WHAT TO DO: Format the lines of the records between the one containing "9, 267, 35]" and the one containing "21, 98, 45]", inclusive, as a JSON list of strings, one string per line and blank lines omitted.

Recorded data:
⟨
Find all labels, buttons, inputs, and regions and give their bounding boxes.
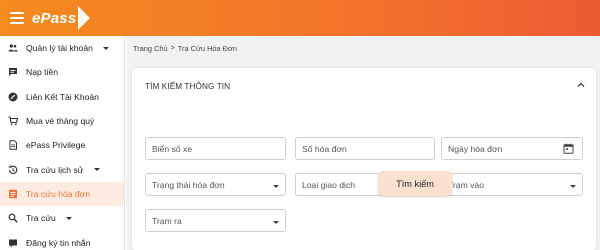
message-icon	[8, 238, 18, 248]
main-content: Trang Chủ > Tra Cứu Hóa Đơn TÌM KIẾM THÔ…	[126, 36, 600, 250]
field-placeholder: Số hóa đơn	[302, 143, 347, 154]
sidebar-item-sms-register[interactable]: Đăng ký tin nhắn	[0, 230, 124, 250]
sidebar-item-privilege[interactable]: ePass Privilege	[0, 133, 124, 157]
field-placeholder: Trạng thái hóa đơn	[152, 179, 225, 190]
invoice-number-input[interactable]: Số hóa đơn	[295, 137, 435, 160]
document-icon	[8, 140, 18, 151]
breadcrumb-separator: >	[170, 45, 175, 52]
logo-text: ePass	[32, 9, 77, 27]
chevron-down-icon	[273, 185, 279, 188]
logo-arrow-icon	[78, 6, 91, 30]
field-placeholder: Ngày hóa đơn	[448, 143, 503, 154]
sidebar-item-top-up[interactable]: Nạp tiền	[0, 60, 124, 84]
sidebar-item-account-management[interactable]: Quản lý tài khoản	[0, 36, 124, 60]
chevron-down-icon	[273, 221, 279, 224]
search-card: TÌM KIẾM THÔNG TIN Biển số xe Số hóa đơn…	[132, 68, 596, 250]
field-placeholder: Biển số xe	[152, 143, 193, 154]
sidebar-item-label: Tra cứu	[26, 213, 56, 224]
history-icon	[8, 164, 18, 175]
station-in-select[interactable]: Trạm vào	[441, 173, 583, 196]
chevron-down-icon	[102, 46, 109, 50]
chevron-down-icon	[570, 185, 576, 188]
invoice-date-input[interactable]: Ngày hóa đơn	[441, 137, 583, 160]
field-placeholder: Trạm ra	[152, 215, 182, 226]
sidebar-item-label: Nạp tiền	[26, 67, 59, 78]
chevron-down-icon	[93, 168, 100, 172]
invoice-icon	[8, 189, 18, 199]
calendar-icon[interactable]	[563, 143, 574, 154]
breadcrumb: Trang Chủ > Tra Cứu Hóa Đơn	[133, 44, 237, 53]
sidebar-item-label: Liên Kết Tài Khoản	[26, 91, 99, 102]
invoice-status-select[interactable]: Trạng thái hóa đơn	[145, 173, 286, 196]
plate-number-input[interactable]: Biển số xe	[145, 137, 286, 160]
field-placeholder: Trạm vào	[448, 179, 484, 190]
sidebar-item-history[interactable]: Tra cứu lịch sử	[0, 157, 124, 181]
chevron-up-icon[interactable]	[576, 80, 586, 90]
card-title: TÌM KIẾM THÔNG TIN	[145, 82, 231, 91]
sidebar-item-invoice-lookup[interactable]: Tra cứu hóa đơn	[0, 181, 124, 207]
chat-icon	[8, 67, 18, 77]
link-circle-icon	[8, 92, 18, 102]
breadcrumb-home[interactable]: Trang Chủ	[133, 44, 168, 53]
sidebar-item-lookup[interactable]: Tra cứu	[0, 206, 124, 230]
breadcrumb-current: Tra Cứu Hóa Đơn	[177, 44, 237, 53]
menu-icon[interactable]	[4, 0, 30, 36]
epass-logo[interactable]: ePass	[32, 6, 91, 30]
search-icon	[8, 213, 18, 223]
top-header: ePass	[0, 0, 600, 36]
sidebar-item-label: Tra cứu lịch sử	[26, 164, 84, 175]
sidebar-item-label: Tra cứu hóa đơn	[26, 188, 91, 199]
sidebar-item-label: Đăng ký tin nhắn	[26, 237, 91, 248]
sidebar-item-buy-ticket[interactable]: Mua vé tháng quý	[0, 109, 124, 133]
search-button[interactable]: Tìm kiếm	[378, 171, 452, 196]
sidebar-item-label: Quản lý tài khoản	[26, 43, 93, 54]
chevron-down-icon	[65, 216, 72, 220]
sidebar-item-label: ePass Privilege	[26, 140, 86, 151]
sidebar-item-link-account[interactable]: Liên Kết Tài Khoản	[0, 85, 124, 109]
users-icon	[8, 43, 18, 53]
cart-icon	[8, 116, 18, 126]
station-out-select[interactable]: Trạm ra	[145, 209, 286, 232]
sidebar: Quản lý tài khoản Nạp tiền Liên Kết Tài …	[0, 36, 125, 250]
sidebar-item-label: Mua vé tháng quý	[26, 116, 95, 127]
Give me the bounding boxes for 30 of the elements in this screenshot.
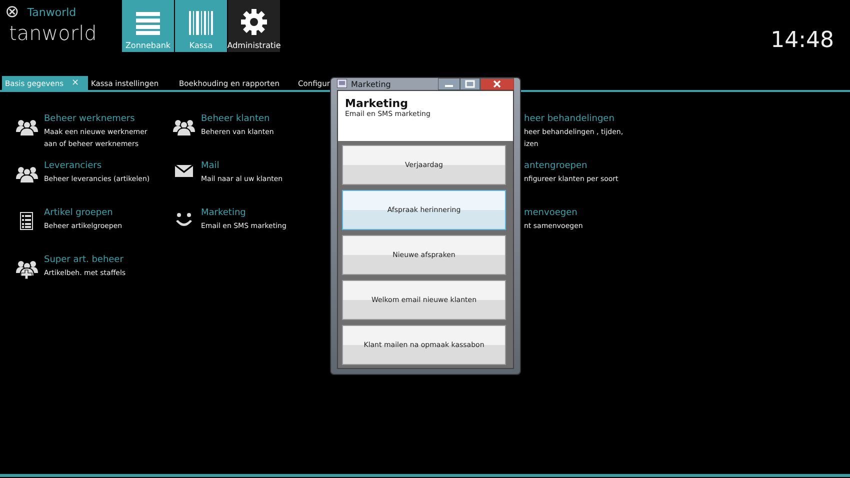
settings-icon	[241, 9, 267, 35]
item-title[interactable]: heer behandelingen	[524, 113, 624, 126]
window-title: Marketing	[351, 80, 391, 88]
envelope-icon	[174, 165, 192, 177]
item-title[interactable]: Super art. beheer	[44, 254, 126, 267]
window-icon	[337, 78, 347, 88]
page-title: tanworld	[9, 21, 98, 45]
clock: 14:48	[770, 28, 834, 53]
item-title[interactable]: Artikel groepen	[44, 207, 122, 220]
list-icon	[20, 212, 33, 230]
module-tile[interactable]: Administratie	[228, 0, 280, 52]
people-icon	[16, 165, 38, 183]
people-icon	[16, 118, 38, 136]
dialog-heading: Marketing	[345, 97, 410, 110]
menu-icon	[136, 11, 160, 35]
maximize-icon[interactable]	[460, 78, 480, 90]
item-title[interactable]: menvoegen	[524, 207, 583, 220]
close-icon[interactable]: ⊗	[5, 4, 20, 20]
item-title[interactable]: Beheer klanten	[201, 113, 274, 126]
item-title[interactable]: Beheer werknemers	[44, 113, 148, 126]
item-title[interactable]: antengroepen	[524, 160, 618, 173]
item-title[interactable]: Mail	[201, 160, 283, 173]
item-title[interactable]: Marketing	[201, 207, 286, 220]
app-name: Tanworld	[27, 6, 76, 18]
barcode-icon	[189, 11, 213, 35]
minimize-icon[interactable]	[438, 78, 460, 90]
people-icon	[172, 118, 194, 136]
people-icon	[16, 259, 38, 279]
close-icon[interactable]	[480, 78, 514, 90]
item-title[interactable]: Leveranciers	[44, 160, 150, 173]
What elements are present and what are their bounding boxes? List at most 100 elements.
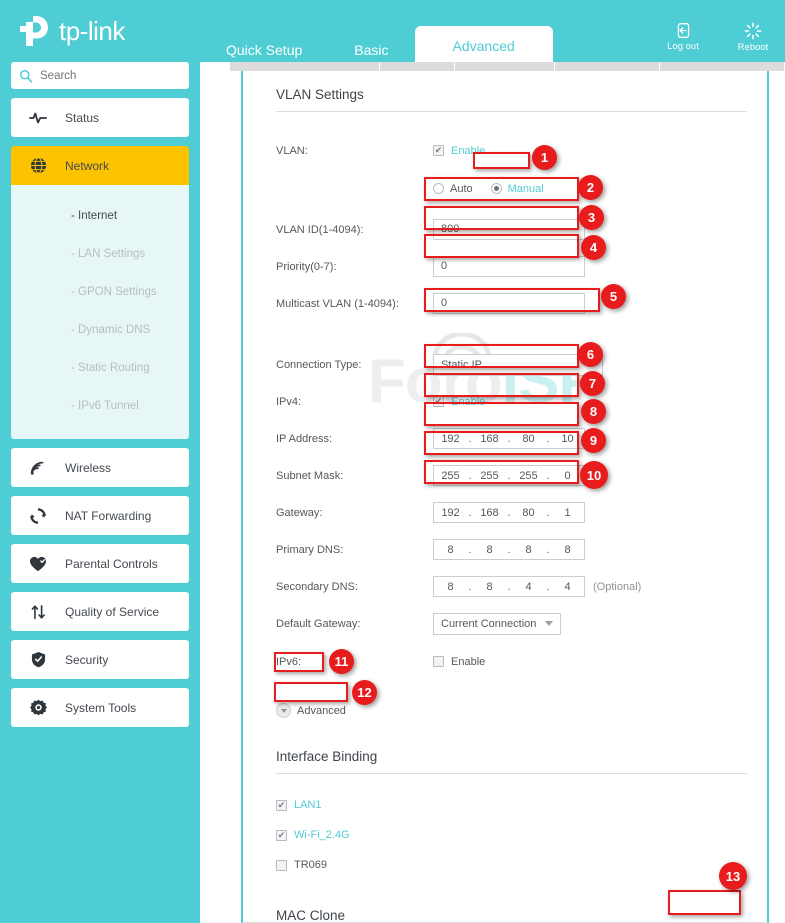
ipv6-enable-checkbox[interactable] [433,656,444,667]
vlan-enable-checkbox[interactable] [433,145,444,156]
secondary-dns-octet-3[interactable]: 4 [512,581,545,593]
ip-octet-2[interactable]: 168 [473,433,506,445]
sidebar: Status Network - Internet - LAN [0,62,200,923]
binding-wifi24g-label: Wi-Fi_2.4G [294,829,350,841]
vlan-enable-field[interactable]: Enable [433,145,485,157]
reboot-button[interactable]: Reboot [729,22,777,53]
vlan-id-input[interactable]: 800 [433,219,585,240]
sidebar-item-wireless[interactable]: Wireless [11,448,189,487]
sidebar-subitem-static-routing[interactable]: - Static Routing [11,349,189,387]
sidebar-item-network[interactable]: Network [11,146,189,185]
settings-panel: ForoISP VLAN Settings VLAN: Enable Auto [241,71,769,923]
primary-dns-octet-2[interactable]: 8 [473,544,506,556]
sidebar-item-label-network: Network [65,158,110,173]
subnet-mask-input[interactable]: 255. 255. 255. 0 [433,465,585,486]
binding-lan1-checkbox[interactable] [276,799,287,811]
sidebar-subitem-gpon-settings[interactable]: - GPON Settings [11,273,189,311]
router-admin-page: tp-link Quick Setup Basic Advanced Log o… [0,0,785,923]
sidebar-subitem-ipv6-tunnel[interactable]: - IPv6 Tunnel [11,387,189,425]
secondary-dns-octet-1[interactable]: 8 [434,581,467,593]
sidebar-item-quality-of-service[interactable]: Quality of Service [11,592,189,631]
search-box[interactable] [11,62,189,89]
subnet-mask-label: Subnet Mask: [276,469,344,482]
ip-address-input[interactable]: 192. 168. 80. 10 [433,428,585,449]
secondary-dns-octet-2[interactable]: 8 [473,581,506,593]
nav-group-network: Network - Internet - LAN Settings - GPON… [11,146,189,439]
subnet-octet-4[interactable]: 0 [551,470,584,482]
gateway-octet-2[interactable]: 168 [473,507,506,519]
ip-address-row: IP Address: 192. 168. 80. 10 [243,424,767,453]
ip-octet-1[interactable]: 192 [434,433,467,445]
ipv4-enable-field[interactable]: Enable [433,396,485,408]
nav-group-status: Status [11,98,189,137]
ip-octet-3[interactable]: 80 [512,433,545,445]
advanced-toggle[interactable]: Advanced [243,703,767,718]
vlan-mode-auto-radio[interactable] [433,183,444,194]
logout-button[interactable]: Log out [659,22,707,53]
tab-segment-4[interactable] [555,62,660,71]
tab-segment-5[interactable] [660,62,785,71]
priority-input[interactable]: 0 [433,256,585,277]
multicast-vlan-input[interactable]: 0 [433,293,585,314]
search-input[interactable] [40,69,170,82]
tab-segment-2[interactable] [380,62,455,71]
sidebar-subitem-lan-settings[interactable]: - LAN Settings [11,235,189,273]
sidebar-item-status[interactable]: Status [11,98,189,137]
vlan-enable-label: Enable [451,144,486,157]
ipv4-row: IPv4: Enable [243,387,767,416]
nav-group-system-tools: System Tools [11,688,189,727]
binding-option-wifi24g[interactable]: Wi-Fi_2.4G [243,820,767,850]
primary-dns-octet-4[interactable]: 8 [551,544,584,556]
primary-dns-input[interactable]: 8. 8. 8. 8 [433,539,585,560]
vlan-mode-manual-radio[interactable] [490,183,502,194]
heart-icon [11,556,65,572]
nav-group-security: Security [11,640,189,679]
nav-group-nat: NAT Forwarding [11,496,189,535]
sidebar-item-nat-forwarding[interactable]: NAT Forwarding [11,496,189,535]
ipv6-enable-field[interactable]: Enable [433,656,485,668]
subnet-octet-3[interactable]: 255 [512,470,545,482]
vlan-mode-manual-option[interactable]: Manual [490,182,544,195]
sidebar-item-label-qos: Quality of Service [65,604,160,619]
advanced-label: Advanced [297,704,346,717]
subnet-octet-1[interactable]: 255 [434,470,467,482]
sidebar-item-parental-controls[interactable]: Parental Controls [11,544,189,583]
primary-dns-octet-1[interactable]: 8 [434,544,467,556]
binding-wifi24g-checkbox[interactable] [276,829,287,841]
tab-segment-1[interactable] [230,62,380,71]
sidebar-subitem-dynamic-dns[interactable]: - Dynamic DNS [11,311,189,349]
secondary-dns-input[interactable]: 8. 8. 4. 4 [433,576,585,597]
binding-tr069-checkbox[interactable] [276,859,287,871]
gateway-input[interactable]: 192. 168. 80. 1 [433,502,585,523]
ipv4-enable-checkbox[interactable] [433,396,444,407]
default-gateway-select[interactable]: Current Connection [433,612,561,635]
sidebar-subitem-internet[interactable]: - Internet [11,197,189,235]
⟩
THE RESPONSE:
[
  "settings-icon\t[241, 9, 267, 35]",
  "item-title[interactable]: heer behandelingen\t[524, 113, 624, 126]",
  "window-title: Marketing\t[351, 80, 391, 88]",
  "envelope-icon\t[174, 165, 192, 177]",
  "item-title[interactable]: Super art. beheer\t[44, 254, 126, 267]",
  "window-icon\t[337, 78, 347, 88]",
  "page-title: tanworld\t[9, 21, 98, 45]"
]